> **WHAT YOU SHOULD DO**
Quote the rows exactly, from the first one through the line that contains "panel 2 heading: Inconsistent", including that line.
▽
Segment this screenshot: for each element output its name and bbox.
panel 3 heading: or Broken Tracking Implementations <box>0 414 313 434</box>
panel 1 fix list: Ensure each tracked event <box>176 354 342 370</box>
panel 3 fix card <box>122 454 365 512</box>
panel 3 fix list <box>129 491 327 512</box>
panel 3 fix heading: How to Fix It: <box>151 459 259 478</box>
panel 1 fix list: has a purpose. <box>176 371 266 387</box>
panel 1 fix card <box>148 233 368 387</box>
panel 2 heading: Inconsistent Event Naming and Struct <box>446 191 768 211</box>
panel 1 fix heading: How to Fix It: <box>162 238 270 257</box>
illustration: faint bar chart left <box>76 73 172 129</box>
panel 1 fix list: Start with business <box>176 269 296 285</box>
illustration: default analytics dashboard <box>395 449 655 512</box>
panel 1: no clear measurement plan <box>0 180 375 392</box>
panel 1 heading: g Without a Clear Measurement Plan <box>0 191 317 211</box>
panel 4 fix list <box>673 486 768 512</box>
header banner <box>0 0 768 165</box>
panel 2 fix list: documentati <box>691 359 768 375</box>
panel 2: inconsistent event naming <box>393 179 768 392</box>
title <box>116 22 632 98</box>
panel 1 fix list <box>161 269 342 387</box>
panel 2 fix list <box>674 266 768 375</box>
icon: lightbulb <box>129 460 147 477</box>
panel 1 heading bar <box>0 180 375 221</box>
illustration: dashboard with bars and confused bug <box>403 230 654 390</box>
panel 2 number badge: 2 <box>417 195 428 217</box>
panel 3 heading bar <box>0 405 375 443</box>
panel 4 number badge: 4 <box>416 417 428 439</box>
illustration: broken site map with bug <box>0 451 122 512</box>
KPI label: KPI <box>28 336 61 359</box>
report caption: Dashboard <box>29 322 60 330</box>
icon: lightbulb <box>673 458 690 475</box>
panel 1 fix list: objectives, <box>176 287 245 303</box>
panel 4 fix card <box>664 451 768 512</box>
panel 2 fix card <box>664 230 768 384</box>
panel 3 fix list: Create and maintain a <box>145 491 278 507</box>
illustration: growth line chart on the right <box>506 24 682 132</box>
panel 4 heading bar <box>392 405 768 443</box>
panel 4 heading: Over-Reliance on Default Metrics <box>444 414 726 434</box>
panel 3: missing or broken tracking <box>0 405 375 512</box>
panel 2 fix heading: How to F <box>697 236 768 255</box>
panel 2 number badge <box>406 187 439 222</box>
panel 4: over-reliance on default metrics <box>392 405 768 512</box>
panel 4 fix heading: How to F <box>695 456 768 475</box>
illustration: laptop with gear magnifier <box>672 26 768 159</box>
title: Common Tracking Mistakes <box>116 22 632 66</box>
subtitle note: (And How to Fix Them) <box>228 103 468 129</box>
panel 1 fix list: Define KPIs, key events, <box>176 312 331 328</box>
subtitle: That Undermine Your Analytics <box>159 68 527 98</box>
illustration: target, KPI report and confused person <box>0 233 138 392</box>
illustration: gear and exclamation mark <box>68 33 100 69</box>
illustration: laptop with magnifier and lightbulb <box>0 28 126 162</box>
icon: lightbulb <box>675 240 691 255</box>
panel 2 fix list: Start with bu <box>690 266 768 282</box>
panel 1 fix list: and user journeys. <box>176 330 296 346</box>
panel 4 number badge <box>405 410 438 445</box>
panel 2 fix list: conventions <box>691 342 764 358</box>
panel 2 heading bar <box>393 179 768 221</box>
△
> **ANSWER TO THE TASK**
Segment this screenshot: for each element output its name and bbox.
panel 3 heading: or Broken Tracking Implementations <box>0 414 313 434</box>
panel 1 fix list: Ensure each tracked event <box>176 354 342 370</box>
panel 3 fix card <box>122 454 365 512</box>
panel 3 fix list <box>129 491 327 512</box>
panel 3 fix heading: How to Fix It: <box>151 459 259 478</box>
panel 1 fix list: has a purpose. <box>176 371 266 387</box>
panel 1 fix card <box>148 233 368 387</box>
panel 2 heading: Inconsistent Event Naming and Struct <box>446 191 768 211</box>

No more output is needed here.